** START OF TASK DATA **

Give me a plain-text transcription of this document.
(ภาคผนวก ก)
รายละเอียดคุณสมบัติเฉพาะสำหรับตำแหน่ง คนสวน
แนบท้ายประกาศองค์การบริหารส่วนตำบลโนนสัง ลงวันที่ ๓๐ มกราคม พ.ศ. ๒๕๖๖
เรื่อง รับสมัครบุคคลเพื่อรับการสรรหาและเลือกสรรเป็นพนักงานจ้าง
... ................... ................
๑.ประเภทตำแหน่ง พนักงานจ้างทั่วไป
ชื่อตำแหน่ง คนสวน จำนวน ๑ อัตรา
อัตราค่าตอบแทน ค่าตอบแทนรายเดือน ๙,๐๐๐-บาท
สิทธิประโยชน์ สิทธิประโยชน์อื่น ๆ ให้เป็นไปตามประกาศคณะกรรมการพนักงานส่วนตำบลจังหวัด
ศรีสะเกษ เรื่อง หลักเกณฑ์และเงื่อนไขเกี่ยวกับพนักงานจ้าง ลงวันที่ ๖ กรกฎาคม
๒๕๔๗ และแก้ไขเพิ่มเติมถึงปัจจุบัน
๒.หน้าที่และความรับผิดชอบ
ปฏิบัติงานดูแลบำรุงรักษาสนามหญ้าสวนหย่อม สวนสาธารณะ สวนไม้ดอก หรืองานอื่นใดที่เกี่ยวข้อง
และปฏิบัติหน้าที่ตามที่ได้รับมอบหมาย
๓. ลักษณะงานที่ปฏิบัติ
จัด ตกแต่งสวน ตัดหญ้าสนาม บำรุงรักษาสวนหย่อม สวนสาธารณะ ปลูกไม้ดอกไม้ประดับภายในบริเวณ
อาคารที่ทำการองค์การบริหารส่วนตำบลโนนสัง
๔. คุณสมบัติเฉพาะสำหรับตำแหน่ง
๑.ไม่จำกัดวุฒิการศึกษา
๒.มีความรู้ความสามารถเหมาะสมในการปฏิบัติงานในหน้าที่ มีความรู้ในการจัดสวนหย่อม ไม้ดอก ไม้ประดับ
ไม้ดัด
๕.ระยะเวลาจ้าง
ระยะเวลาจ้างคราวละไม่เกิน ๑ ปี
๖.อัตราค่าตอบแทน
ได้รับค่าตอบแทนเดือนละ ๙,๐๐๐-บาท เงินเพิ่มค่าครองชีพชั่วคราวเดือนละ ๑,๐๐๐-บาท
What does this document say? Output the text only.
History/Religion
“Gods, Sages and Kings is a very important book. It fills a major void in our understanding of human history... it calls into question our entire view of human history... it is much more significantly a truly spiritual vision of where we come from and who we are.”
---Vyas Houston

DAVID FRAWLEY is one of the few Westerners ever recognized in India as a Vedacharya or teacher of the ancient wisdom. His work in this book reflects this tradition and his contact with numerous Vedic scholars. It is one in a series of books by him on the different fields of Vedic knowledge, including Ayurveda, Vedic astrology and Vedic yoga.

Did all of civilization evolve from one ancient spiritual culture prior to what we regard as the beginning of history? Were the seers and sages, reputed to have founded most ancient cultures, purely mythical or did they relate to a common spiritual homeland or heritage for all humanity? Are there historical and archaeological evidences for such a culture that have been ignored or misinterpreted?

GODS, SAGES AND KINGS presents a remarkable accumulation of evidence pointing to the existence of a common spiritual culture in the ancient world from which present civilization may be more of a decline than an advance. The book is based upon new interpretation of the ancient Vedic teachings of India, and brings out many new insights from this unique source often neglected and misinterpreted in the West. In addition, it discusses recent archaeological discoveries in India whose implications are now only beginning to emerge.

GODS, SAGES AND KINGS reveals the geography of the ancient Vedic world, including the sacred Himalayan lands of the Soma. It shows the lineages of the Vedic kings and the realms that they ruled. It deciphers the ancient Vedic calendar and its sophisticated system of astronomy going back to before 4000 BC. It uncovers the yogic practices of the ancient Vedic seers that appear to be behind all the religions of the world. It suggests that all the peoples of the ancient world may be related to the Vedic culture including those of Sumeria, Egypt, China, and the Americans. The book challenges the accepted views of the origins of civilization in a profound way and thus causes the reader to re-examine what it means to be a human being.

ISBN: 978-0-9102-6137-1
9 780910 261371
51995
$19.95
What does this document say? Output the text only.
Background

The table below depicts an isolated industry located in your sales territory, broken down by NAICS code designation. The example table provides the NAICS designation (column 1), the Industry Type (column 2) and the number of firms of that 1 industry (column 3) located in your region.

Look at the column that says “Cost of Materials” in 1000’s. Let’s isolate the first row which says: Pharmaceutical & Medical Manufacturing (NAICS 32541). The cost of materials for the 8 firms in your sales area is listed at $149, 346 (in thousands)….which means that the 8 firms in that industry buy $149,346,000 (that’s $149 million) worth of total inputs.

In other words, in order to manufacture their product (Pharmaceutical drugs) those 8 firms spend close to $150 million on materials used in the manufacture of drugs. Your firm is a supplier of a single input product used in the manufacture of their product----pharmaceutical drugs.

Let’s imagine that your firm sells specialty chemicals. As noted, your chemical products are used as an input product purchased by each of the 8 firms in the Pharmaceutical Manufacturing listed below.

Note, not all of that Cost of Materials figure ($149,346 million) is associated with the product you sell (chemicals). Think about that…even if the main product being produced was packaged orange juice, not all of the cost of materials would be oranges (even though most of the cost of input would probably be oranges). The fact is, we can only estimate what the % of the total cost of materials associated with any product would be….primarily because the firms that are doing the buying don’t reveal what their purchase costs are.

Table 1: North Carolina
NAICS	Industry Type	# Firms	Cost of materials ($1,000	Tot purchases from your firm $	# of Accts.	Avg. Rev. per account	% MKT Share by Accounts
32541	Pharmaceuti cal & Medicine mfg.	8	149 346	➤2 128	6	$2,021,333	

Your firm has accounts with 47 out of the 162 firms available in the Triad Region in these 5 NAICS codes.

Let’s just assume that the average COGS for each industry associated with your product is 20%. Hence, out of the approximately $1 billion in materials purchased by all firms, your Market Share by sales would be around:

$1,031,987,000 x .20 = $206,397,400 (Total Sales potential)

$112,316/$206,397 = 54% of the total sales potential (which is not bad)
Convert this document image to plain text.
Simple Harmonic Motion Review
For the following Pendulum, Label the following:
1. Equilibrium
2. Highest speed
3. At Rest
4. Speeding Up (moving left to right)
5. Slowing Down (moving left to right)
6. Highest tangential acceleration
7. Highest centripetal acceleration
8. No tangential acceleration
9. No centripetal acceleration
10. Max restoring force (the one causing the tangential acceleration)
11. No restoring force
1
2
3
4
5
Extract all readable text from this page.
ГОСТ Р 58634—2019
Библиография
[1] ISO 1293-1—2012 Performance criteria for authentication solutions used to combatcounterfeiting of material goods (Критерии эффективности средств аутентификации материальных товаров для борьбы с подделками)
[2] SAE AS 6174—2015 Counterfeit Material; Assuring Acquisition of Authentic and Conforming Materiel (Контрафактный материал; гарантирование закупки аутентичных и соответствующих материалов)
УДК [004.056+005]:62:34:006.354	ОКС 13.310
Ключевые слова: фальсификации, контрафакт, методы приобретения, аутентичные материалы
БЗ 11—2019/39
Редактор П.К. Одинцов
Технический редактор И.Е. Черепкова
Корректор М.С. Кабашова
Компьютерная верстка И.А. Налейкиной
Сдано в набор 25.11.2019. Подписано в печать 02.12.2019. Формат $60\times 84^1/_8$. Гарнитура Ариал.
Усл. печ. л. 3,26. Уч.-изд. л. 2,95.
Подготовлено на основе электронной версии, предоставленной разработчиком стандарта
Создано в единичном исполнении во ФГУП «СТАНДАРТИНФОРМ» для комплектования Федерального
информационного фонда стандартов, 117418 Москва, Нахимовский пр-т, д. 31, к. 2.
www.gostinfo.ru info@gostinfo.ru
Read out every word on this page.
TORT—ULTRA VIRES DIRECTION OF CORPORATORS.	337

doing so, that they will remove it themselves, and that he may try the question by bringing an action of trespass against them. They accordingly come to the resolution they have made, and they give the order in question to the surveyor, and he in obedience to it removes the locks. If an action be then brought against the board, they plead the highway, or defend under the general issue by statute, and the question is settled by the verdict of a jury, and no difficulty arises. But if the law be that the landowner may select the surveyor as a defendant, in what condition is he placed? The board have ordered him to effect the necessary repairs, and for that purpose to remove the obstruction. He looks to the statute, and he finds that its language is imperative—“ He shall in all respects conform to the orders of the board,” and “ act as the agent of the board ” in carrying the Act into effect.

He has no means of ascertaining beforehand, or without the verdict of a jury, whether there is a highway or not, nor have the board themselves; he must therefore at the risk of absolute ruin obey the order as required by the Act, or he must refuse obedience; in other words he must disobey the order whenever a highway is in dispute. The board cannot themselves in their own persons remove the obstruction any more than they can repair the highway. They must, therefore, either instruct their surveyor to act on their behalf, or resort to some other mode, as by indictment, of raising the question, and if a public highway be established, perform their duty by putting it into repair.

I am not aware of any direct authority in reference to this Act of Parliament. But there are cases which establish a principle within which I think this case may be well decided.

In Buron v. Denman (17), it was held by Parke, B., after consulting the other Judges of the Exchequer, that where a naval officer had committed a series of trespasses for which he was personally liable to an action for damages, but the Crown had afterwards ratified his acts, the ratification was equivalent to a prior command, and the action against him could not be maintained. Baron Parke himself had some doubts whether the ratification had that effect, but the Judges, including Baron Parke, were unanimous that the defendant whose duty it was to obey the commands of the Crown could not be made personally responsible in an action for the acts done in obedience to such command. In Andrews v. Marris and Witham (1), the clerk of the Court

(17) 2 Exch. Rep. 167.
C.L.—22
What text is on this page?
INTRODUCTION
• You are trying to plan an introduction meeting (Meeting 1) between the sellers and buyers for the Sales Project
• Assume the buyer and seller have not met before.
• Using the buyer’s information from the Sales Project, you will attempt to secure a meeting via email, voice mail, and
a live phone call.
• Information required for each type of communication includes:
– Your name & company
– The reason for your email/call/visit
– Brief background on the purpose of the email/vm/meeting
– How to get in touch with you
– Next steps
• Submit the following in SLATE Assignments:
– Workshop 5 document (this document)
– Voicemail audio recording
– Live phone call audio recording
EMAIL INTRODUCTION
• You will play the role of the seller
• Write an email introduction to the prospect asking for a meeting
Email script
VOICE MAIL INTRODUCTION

** END OF TASK DATA **

▸ EXERCISE: Your task is to return, exactly and on their own, the lines from the one containing "What text is on this page?" through the last line of the listing.

▸ TASK RESPONSE:
What text is on this page?
INTRODUCTION
• You are trying to plan an introduction meeting (Meeting 1) between the sellers and buyers for the Sales Project
• Assume the buyer and seller have not met before.
• Using the buyer’s information from the Sales Project, you will attempt to secure a meeting via email, voice mail, and
a live phone call.
• Information required for each type of communication includes:
– Your name & company
– The reason for your email/call/visit
– Brief background on the purpose of the email/vm/meeting
– How to get in touch with you
– Next steps
• Submit the following in SLATE Assignments:
– Workshop 5 document (this document)
– Voicemail audio recording
– Live phone call audio recording
EMAIL INTRODUCTION
• You will play the role of the seller
• Write an email introduction to the prospect asking for a meeting
Email script
VOICE MAIL INTRODUCTION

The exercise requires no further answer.